## Request
Reproduce, with no changes, the stretch of the records below from the line containing "Annotate this image: element" through the line containing "467, 477, 490]".

Spatial layout entries:
☆ ☆ ☆

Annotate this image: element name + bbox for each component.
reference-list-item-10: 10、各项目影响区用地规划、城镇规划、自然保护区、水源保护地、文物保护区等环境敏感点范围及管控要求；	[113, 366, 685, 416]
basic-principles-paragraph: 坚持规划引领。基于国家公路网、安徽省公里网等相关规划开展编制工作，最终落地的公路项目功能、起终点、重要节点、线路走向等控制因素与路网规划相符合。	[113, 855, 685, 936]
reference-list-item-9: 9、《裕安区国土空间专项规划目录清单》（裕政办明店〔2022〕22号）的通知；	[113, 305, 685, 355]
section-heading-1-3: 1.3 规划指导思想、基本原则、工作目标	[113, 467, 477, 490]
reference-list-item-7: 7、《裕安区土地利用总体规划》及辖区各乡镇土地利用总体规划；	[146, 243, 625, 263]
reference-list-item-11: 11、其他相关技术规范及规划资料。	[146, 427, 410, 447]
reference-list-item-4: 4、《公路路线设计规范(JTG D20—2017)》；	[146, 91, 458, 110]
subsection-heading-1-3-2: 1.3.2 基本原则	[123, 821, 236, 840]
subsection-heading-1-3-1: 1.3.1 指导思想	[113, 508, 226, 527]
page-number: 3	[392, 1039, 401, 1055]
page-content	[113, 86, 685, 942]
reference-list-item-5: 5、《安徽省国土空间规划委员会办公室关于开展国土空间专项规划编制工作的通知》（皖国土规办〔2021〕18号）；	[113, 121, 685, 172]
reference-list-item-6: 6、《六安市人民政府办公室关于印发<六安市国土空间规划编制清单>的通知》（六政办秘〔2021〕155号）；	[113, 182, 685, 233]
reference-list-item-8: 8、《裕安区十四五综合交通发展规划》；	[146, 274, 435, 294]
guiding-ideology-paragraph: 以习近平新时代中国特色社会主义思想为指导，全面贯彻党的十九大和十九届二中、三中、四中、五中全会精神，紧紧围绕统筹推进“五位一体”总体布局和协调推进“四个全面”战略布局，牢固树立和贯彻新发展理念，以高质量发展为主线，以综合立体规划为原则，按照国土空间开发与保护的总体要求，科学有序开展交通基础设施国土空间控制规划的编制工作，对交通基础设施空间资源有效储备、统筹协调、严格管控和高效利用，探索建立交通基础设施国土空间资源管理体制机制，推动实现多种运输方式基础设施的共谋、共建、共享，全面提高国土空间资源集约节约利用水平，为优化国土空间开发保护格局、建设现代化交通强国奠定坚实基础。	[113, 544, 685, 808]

☆ ☆ ☆

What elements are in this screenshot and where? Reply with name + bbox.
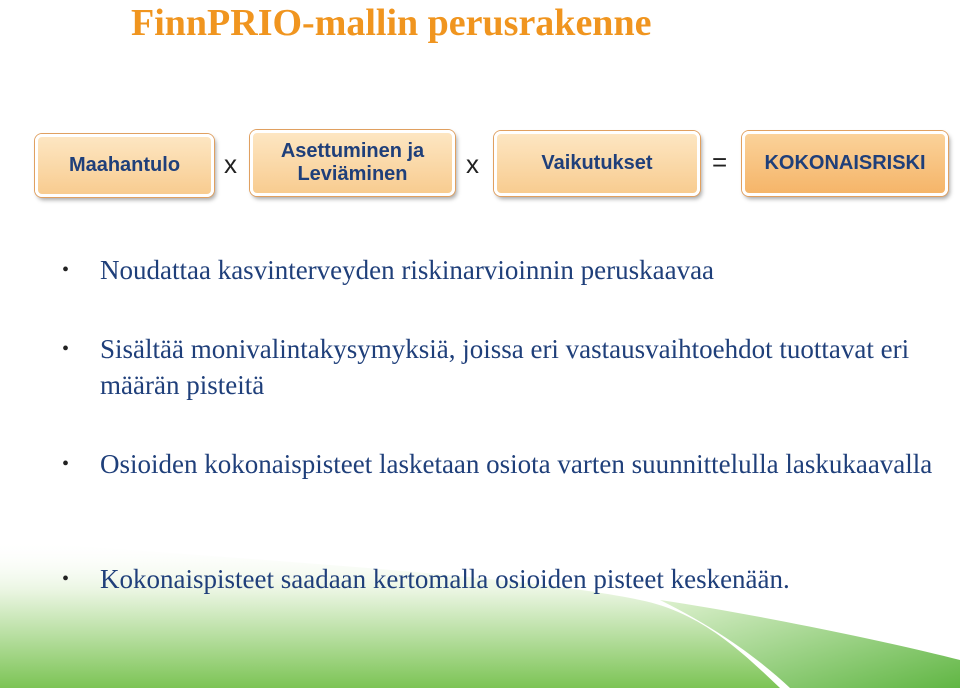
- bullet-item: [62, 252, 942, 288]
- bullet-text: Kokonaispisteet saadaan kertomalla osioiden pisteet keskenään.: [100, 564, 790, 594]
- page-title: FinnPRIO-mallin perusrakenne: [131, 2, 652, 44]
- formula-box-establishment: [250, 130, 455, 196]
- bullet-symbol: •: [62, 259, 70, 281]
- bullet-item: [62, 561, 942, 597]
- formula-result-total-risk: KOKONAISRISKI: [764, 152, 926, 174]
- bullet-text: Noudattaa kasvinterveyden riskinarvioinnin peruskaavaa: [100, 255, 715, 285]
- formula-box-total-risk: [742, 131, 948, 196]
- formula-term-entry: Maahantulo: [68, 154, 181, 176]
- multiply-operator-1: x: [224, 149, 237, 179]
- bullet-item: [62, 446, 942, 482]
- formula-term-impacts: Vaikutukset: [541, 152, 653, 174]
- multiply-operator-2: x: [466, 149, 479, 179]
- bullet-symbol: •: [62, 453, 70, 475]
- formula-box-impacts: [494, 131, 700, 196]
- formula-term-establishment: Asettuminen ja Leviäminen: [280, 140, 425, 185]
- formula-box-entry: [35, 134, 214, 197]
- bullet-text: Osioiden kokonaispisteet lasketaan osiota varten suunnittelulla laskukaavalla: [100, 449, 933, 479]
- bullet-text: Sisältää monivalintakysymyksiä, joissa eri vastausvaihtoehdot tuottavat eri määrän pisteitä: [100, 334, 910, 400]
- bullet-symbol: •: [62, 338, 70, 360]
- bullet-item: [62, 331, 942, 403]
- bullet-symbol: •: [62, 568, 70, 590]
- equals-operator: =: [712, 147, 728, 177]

☆ ☆ ☆

## Written answer
Annotate this image: element name + bbox for each component.
reference-list-item-10: 10、各项目影响区用地规划、城镇规划、自然保护区、水源保护地、文物保护区等环境敏感点范围及管控要求；	[113, 366, 685, 416]
basic-principles-paragraph: 坚持规划引领。基于国家公路网、安徽省公里网等相关规划开展编制工作，最终落地的公路项目功能、起终点、重要节点、线路走向等控制因素与路网规划相符合。	[113, 855, 685, 936]
reference-list-item-9: 9、《裕安区国土空间专项规划目录清单》（裕政办明店〔2022〕22号）的通知；	[113, 305, 685, 355]
section-heading-1-3: 1.3 规划指导思想、基本原则、工作目标	[113, 467, 477, 490]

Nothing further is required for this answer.